* EXERCISE DATA:
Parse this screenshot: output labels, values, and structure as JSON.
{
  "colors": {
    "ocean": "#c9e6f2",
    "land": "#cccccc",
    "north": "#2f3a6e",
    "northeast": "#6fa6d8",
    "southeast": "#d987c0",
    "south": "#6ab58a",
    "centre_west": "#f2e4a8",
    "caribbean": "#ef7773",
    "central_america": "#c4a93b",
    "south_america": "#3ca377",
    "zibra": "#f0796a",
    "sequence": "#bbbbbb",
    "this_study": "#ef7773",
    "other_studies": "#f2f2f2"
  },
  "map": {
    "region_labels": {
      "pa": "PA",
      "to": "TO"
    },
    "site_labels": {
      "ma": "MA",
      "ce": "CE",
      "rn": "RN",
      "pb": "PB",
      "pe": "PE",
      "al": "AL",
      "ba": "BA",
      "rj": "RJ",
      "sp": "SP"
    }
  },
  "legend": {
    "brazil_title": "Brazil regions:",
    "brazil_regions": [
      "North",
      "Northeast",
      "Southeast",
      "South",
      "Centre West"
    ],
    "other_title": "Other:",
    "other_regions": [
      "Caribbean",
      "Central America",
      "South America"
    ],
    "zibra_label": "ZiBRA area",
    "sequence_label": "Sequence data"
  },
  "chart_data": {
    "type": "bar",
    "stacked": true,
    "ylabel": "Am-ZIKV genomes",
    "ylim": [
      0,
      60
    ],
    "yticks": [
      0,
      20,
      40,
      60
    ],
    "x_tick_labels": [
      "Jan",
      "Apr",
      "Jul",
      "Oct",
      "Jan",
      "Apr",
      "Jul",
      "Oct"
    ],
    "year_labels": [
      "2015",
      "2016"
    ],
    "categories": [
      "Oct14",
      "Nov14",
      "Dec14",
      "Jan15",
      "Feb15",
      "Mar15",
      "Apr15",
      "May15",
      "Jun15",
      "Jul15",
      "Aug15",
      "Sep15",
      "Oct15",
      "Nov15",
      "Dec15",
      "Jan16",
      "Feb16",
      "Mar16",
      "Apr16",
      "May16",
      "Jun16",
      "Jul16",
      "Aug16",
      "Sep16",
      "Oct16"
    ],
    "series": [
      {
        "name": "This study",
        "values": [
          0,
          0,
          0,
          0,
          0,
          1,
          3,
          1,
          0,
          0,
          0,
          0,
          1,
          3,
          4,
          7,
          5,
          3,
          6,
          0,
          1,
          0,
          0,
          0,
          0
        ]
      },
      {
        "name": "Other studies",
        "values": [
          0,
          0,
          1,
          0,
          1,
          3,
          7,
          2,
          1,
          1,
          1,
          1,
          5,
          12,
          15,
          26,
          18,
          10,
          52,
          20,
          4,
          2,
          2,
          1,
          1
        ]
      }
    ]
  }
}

* WHAT TO WORK ON: Every record should be repeated exactly; please leave none out.

* EXERCISE RESULT:
Parse this screenshot: output labels, values, and structure as JSON.
{
  "colors": {
    "ocean": "#c9e6f2",
    "land": "#cccccc",
    "north": "#2f3a6e",
    "northeast": "#6fa6d8",
    "southeast": "#d987c0",
    "south": "#6ab58a",
    "centre_west": "#f2e4a8",
    "caribbean": "#ef7773",
    "central_america": "#c4a93b",
    "south_america": "#3ca377",
    "zibra": "#f0796a",
    "sequence": "#bbbbbb",
    "this_study": "#ef7773",
    "other_studies": "#f2f2f2"
  },
  "map": {
    "region_labels": {
      "pa": "PA",
      "to": "TO"
    },
    "site_labels": {
      "ma": "MA",
      "ce": "CE",
      "rn": "RN",
      "pb": "PB",
      "pe": "PE",
      "al": "AL",
      "ba": "BA",
      "rj": "RJ",
      "sp": "SP"
    }
  },
  "legend": {
    "brazil_title": "Brazil regions:",
    "brazil_regions": [
      "North",
      "Northeast",
      "Southeast",
      "South",
      "Centre West"
    ],
    "other_title": "Other:",
    "other_regions": [
      "Caribbean",
      "Central America",
      "South America"
    ],
    "zibra_label": "ZiBRA area",
    "sequence_label": "Sequence data"
  },
  "chart_data": {
    "type": "bar",
    "stacked": true,
    "ylabel": "Am-ZIKV genomes",
    "ylim": [
      0,
      60
    ],
    "yticks": [
      0,
      20,
      40,
      60
    ],
    "x_tick_labels": [
      "Jan",
      "Apr",
      "Jul",
      "Oct",
      "Jan",
      "Apr",
      "Jul",
      "Oct"
    ],
    "year_labels": [
      "2015",
      "2016"
    ],
    "categories": [
      "Oct14",
      "Nov14",
      "Dec14",
      "Jan15",
      "Feb15",
      "Mar15",
      "Apr15",
      "May15",
      "Jun15",
      "Jul15",
      "Aug15",
      "Sep15",
      "Oct15",
      "Nov15",
      "Dec15",
      "Jan16",
      "Feb16",
      "Mar16",
      "Apr16",
      "May16",
      "Jun16",
      "Jul16",
      "Aug16",
      "Sep16",
      "Oct16"
    ],
    "series": [
      {
        "name": "This study",
        "values": [
          0,
          0,
          0,
          0,
          0,
          1,
          3,
          1,
          0,
          0,
          0,
          0,
          1,
          3,
          4,
          7,
          5,
          3,
          6,
          0,
          1,
          0,
          0,
          0,
          0
        ]
      },
      {
        "name": "Other studies",
        "values": [
          0,
          0,
          1,
          0,
          1,
          3,
          7,
          2,
          1,
          1,
          1,
          1,
          5,
          12,
          15,
          26,
          18,
          10,
          52,
          20,
          4,
          2,
          2,
          1,
          1
        ]
      }
    ]
  }
}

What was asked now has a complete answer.